### [Set problem]
Copy every line of the listing exactly.

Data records
════════════════════

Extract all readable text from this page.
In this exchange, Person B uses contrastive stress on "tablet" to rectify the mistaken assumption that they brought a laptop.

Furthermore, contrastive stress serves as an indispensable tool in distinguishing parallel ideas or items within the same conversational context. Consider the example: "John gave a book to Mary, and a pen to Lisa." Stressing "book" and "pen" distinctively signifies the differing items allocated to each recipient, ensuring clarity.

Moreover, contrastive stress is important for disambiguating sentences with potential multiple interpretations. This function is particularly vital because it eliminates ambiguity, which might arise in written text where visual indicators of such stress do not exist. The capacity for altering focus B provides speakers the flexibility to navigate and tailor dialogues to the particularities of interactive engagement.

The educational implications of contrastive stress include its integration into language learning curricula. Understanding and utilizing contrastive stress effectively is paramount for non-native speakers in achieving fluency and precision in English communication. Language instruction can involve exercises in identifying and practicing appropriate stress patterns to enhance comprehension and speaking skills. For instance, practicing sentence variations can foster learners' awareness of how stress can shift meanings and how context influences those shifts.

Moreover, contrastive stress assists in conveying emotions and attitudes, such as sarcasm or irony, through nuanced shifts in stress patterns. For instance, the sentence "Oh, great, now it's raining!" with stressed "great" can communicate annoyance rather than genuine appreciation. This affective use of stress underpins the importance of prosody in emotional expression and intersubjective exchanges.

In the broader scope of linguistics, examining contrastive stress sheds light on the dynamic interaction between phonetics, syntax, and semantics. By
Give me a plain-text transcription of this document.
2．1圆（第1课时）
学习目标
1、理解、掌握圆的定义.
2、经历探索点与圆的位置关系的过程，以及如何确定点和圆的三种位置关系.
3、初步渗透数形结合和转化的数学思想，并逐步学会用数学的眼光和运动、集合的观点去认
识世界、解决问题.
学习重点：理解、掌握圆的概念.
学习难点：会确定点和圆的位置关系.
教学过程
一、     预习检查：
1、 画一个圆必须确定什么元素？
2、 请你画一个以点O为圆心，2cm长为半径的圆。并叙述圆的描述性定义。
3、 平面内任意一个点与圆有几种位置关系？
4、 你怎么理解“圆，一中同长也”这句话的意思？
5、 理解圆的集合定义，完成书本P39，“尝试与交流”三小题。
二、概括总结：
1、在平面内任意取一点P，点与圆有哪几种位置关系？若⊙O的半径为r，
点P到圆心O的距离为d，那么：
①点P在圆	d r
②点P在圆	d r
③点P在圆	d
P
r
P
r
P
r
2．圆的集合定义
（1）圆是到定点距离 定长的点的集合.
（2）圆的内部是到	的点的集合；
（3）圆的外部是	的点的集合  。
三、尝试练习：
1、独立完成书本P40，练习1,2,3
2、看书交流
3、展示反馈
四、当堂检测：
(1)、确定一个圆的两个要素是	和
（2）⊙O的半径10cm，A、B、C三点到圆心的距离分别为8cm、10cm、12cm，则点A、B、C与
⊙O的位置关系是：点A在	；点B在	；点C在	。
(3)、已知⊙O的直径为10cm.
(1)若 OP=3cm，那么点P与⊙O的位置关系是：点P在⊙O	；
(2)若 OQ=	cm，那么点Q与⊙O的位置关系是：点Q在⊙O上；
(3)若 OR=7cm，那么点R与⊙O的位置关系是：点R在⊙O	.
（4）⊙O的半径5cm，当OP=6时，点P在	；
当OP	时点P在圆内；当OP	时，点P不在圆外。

════════════════════

### [Final result]
Extract all readable text from this page.
In this exchange, Person B uses contrastive stress on "tablet" to rectify the mistaken assumption that they brought a laptop.

Furthermore, contrastive stress serves as an indispensable tool in distinguishing parallel ideas or items within the same conversational context. Consider the example: "John gave a book to Mary, and a pen to Lisa." Stressing "book" and "pen" distinctively signifies the differing items allocated to each recipient, ensuring clarity.

Moreover, contrastive stress is important for disambiguating sentences with potential multiple interpretations. This function is particularly vital because it eliminates ambiguity, which might arise in written text where visual indicators of such stress do not exist. The capacity for altering focus B provides speakers the flexibility to navigate and tailor dialogues to the particularities of interactive engagement.

The educational implications of contrastive stress include its integration into language learning curricula. Understanding and utilizing contrastive stress effectively is paramount for non-native speakers in achieving fluency and precision in English communication. Language instruction can involve exercises in identifying and practicing appropriate stress patterns to enhance comprehension and speaking skills. For instance, practicing sentence variations can foster learners' awareness of how stress can shift meanings and how context influences those shifts.

Moreover, contrastive stress assists in conveying emotions and attitudes, such as sarcasm or irony, through nuanced shifts in stress patterns. For instance, the sentence "Oh, great, now it's raining!" with stressed "great" can communicate annoyance rather than genuine appreciation. This affective use of stress underpins the importance of prosody in emotional expression and intersubjective exchanges.

In the broader scope of linguistics, examining contrastive stress sheds light on the dynamic interaction between phonetics, syntax, and semantics. By
Give me a plain-text transcription of this document.
2．1圆（第1课时）
学习目标
1、理解、掌握圆的定义.
2、经历探索点与圆的位置关系的过程，以及如何确定点和圆的三种位置关系.
3、初步渗透数形结合和转化的数学思想，并逐步学会用数学的眼光和运动、集合的观点去认
识世界、解决问题.
学习重点：理解、掌握圆的概念.
学习难点：会确定点和圆的位置关系.
教学过程
一、     预习检查：
1、 画一个圆必须确定什么元素？
2、 请你画一个以点O为圆心，2cm长为半径的圆。并叙述圆的描述性定义。
3、 平面内任意一个点与圆有几种位置关系？
4、 你怎么理解“圆，一中同长也”这句话的意思？
5、 理解圆的集合定义，完成书本P39，“尝试与交流”三小题。
二、概括总结：
1、在平面内任意取一点P，点与圆有哪几种位置关系？若⊙O的半径为r，
点P到圆心O的距离为d，那么：
①点P在圆	d r
②点P在圆	d r
③点P在圆	d
P
r
P
r
P
r
2．圆的集合定义
（1）圆是到定点距离 定长的点的集合.
（2）圆的内部是到	的点的集合；
（3）圆的外部是	的点的集合  。
三、尝试练习：
1、独立完成书本P40，练习1,2,3
2、看书交流
3、展示反馈
四、当堂检测：
(1)、确定一个圆的两个要素是	和
（2）⊙O的半径10cm，A、B、C三点到圆心的距离分别为8cm、10cm、12cm，则点A、B、C与
⊙O的位置关系是：点A在	；点B在	；点C在	。
(3)、已知⊙O的直径为10cm.
(1)若 OP=3cm，那么点P与⊙O的位置关系是：点P在⊙O	；
(2)若 OQ=	cm，那么点Q与⊙O的位置关系是：点Q在⊙O上；
(3)若 OR=7cm，那么点R与⊙O的位置关系是：点R在⊙O	.
（4）⊙O的半径5cm，当OP=6时，点P在	；
当OP	时点P在圆内；当OP	时，点P不在圆外。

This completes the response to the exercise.